BEGIN Data provided

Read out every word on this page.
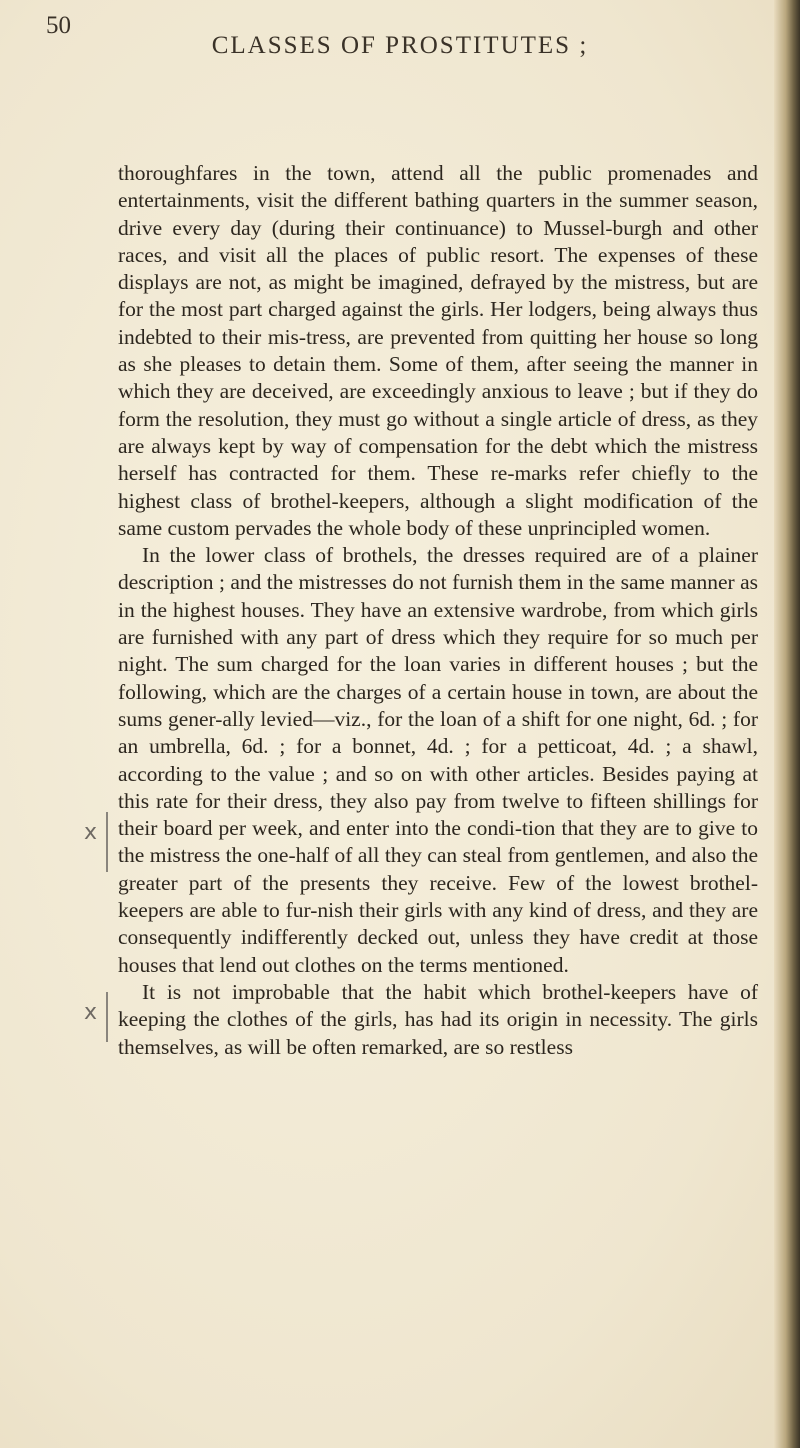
50
CLASSES OF PROSTITUTES ;

thoroughfares in the town, attend all the public promenades and entertainments, visit the different bathing quarters in the summer season, drive every day (during their continuance) to Mussel-burgh and other races, and visit all the places of public resort. The expenses of these displays are not, as might be imagined, defrayed by the mistress, but are for the most part charged against the girls. Her lodgers, being always thus indebted to their mis-tress, are prevented from quitting her house so long as she pleases to detain them. Some of them, after seeing the manner in which they are deceived, are exceedingly anxious to leave ; but if they do form the resolution, they must go without a single article of dress, as they are always kept by way of compensation for the debt which the mistress herself has contracted for them. These re-marks refer chiefly to the highest class of brothel-keepers, although a slight modification of the same custom pervades the whole body of these unprincipled women.

In the lower class of brothels, the dresses required are of a plainer description ; and the mistresses do not furnish them in the same manner as in the highest houses. They have an extensive wardrobe, from which girls are furnished with any part of dress which they require for so much per night. The sum charged for the loan varies in different houses ; but the following, which are the charges of a certain house in town, are about the sums gener-ally levied—viz., for the loan of a shift for one night, 6d. ; for an umbrella, 6d. ; for a bonnet, 4d. ; for a petticoat, 4d. ; a shawl, according to the value ; and so on with other articles. Besides paying at this rate for their dress, they also pay from twelve to fifteen shillings for their board per week, and enter into the condi-tion that they are to give to the mistress the one-half of all they can steal from gentlemen, and also the greater part of the presents they receive. Few of the lowest brothel-keepers are able to fur-nish their girls with any kind of dress, and they are consequently indifferently decked out, unless they have credit at those houses that lend out clothes on the terms mentioned.

It is not improbable that the habit which brothel-keepers have of keeping the clothes of the girls, has had its origin in necessity. The girls themselves, as will be often remarked, are so restless

x
x
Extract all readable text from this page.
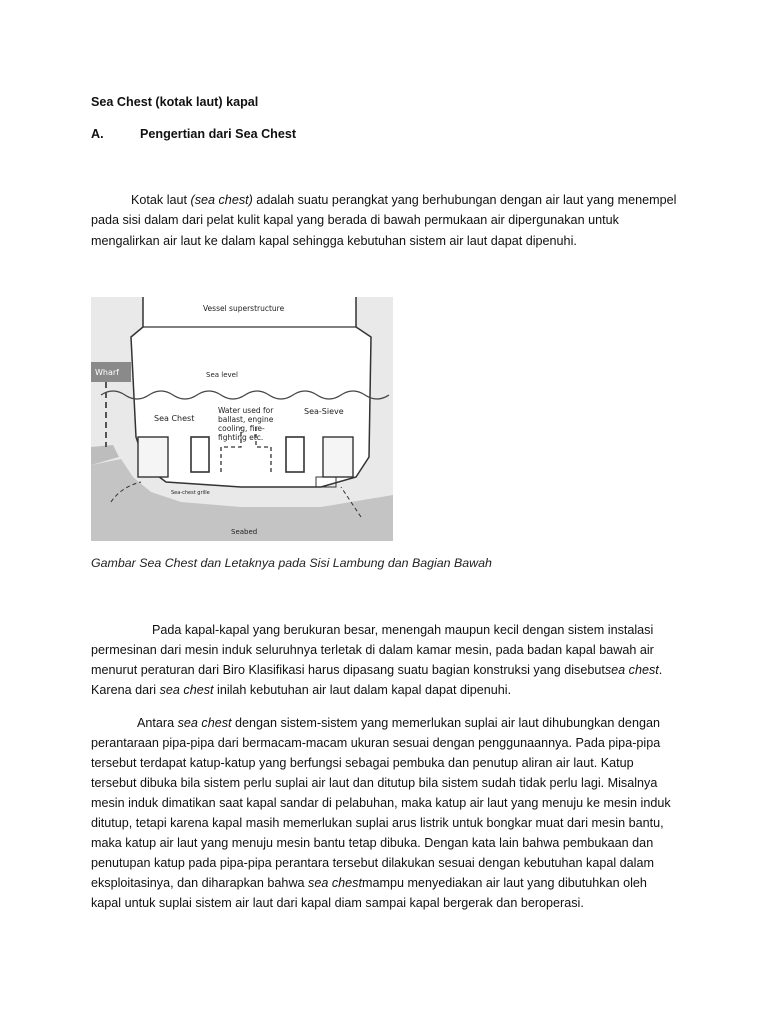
Sea Chest (kotak laut) kapal
A.	Pengertian dari Sea Chest
Kotak laut (sea chest) adalah suatu perangkat yang berhubungan dengan air laut yang menempel
pada sisi dalam dari pelat kulit kapal yang berada di bawah permukaan air dipergunakan untuk
mengalirkan air laut ke dalam kapal sehingga kebutuhan sistem air laut dapat dipenuhi.
Vessel superstructure
Wharf	Sea level
Sea Chest
Water used for
ballast, engine
cooling, fire-
fighting etc.
Sea-Sieve
Sea-chest grille
Seabed
Gambar Sea Chest dan Letaknya pada Sisi Lambung dan Bagian Bawah
Pada kapal-kapal yang berukuran besar, menengah maupun kecil dengan sistem instalasi
permesinan dari mesin induk seluruhnya terletak di dalam kamar mesin, pada badan kapal bawah air
menurut peraturan dari Biro Klasifikasi harus dipasang suatu bagian konstruksi yang disebutsea chest.
Karena dari sea chest inilah kebutuhan air laut dalam kapal dapat dipenuhi.
Antara sea chest dengan sistem-sistem yang memerlukan suplai air laut dihubungkan dengan
perantaraan pipa-pipa dari bermacam-macam ukuran sesuai dengan penggunaannya. Pada pipa-pipa
tersebut terdapat katup-katup yang berfungsi sebagai pembuka dan penutup aliran air laut. Katup
tersebut dibuka bila sistem perlu suplai air laut dan ditutup bila sistem sudah tidak perlu lagi. Misalnya
mesin induk dimatikan saat kapal sandar di pelabuhan, maka katup air laut yang menuju ke mesin induk
ditutup, tetapi karena kapal masih memerlukan suplai arus listrik untuk bongkar muat dari mesin bantu,
maka katup air laut yang menuju mesin bantu tetap dibuka. Dengan kata lain bahwa pembukaan dan
penutupan katup pada pipa-pipa perantara tersebut dilakukan sesuai dengan kebutuhan kapal dalam
eksploitasinya, dan diharapkan bahwa sea chestmampu menyediakan air laut yang dibutuhkan oleh
kapal untuk suplai sistem air laut dari kapal diam sampai kapal bergerak dan beroperasi.
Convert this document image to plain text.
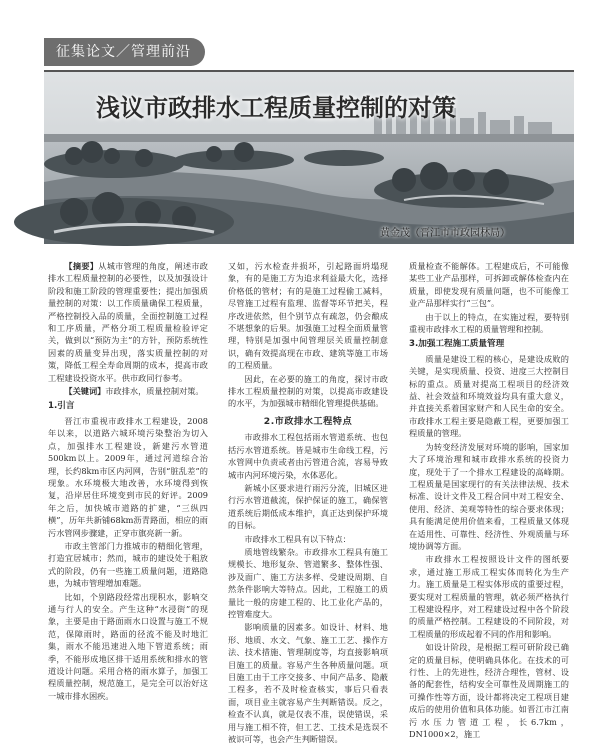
征集论文／管理前沿
浅议市政排水工程质量控制的对策
黄金茂（晋江市市政园林局）

【摘要】从城市管理的角度，阐述市政排水工程质量控制的必要性，以及加强设计阶段和施工阶段的管理重要性；提出加强质量控制的对策：以工作质量确保工程质量，严格控制投入品的质量，全面控制施工过程和工序质量，严格分项工程质量检验评定关，做到以“预防为主”的方针，预防系统性因素的质量变异出现，落实质量控制的对策，降低工程全寿命周期的成本，提高市政工程建设投资水平。供市政同行参考。

【关键词】市政排水，质量控制对策。

1.引言

晋江市重视市政排水工程建设，2008年以来，以道路六城环境污染整治为切入点，加强排水工程建设，新建污水管道500km以上。2009年，通过河道综合治理，长约8km市区内河网，告别“脏乱差”的现象。水环境极大地改善，水环境得到恢复，沿岸居住环境变到市民的好评。2009年之后，加快城市道路的扩建，“三纵四横”，历年共新铺68km沥青路面，相应的雨污水管网步骤建，正穿市旗亮新一新。

市政主管部门力推城市的精细化管理，打造宜居城市；然而，城市的建设处于粗放式的阶段，仍有一些施工质量问题，道路隐患，为城市管理增加难题。

比如，个别路段经常出现积水，影响交通与行人的安全。产生这种“水浸街”的现象，主要是由于路面雨水口设置与施工不规范，保障雨时，路面的径流不能及时地汇集，雨水不能迅速进入地下管道系统；雨季，不能形成地区排干适用系统和排水的管道设计问题。采用合格的雨水算子，加强工程质量控制，规范施工，是完全可以治好这一城市排水困疾。

又如，污水检查井损坏，引起路面坍塌现象，有的是施工方为追求利益最大化，选择价格低的管材；有的是施工过程偷工减料，尽管施工过程有监理、监督等环节把关，程序改进依然，但个别节点有疏忽，仍会酿成不堪想象的后果。加强施工过程全面质量管理，特别是加强中间管理层关质量控制意识，确有效提高现在市政、建筑等施工市场的工程质量。

因此，在必要的施工的角度，探讨市政排水工程质量控制的对策，以提高市政建设的水平，为加强城市精细化管理提供基础。

2.市政排水工程特点

市政排水工程包括雨水管道系统、也包括污水管道系统。皆是城市生命线工程，污水管网中负责或者由污管道合流，容易导致城市内河环境污染，水体恶化。

新城小区要求进行雨污分流，旧城区进行污水管道截流，保护保证的施工，确保管道系统后期低成本维护，真正达到保护环境的目标。

市政排水工程具有以下特点：

质地管线繁杂。市政排水工程具有施工规模长、地形复杂、管道繁多、整体性强、涉及面广、施工方法多样、受建设周期、自然条件影响大等特点。因此，工程施工的质量比一般的房建工程的、比工业化产品的，控管难度大。

影响质量的因素多。如设计、材料、地形、地质、水文、气象、施工工艺、操作方法、技术措施、管理制度等，均直接影响项目施工的质量。容易产生各种质量问题。项目施工由于工序交接多、中间产品多、隐蔽工程多，若不及时检查核实，事后只看表面，项目业主就容易产生判断错误。反之，检查不认真，就是仅表不准，误使错误，采用与施工相不符，但工艺、工技术是选误不被识可等，也会产生判断错误。

质量检查不能解体。工程建成后，不可能像某些工业产品那样，可拆卸或解体检查内在质量，即使发现有质量问题，也不可能像工业产品那样实行“三包”。

由于以上的特点，在实施过程，要特别重视市政排水工程的质量管理和控制。

3.加强工程施工质量管理

质量是建设工程的核心，是建设成败的关键，是实现质量、投资、进度三大控制目标的重点。质量对提高工程项目的经济效益、社会效益和环境效益均具有重大意义，并直接关系着国家财产和人民生命的安全。市政排水工程主要是隐蔽工程，更要加强工程质量的管理。

为转变经济发展对环境的影响，国家加大了环境治理和城市政排水系统的投资力度，现处于了一个排水工程建设的高峰期。工程质量是国家现行的有关法律法规、技术标准、设计文件及工程合同中对工程安全、使用、经济、美观等特性的综合要求体现；具有能满足使用价值来看，工程质量又体现在适用性、可靠性、经济性、外观质量与环境协调等方面。

市政排水工程按照设计文件的图纸要求，通过施工形成工程实体而转化为生产力。施工质量是工程实体形成的重要过程，要实现对工程质量的管理，就必须严格执行工程建设程序，对工程建设过程中各个阶段的质量严格控制。工程建设的不同阶段，对工程质量的形成起着不同的作用和影响。

如设计阶段，是根据工程可研阶段已确定的质量目标，使明确具体化。在技术的可行性、上的先进性，经济合理性，管材、设备的配套性，结构安全可靠性及周期施工的可操作性等方面，设计都将决定工程项目建成后的使用价值和具体功能。如晋江市江南污水压力管道工程，长6.7km，DN1000×2，施工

END Data provided

Brief. Using the listing above, show every line that includes the string "this".

Task output.
Read out every word on this page.
In the lower class of brothels, the dresses required are of a plainer description ; and the mistresses do not furnish them in the same manner as in the highest houses. They have an extensive wardrobe, from which girls are furnished with any part of dress which they require for so much per night. The sum charged for the loan varies in different houses ; but the following, which are the charges of a certain house in town, are about the sums gener-ally levied—viz., for the loan of a shift for one night, 6d. ; for an umbrella, 6d. ; for a bonnet, 4d. ; for a petticoat, 4d. ; a shawl, according to the value ; and so on with other articles. Besides paying at this rate for their dress, they also pay from twelve to fifteen shillings for their board per week, and enter into the condi-tion that they are to give to the mistress the one-half of all they can steal from gentlemen, and also the greater part of the presents they receive. Few of the lowest brothel-keepers are able to fur-nish their girls with any kind of dress, and they are consequently indifferently decked out, unless they have credit at those houses that lend out clothes on the terms mentioned.
Extract all readable text from this page.
Convert this document image to plain text.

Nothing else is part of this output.